* JOB *
Provide only the number of lines in the data below that contain the string "Solar".

=====

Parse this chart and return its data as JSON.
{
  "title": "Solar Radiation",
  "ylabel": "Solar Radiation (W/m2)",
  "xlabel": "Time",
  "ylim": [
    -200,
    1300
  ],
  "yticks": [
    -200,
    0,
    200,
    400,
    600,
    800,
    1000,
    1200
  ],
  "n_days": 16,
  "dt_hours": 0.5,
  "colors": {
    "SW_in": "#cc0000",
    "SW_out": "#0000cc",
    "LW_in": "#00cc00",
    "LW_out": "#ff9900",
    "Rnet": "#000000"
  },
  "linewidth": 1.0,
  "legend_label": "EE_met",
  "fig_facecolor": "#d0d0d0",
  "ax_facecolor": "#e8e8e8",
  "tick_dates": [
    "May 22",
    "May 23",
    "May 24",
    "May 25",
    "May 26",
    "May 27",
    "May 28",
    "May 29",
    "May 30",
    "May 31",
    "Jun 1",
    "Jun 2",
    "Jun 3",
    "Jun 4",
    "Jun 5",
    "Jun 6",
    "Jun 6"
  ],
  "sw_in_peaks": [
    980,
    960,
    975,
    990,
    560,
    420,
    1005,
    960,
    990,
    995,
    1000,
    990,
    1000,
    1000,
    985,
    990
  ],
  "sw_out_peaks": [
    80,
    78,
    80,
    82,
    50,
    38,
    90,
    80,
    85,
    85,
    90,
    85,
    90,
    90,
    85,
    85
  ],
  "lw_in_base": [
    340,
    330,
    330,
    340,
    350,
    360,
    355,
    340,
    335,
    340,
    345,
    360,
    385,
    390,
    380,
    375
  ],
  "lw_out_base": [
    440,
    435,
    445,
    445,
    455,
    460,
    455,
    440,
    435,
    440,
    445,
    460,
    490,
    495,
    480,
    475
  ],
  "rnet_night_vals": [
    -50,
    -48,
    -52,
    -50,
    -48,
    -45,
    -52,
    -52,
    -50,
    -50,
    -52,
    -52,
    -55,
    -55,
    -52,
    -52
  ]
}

=====

* CORRECT ANSWER *
2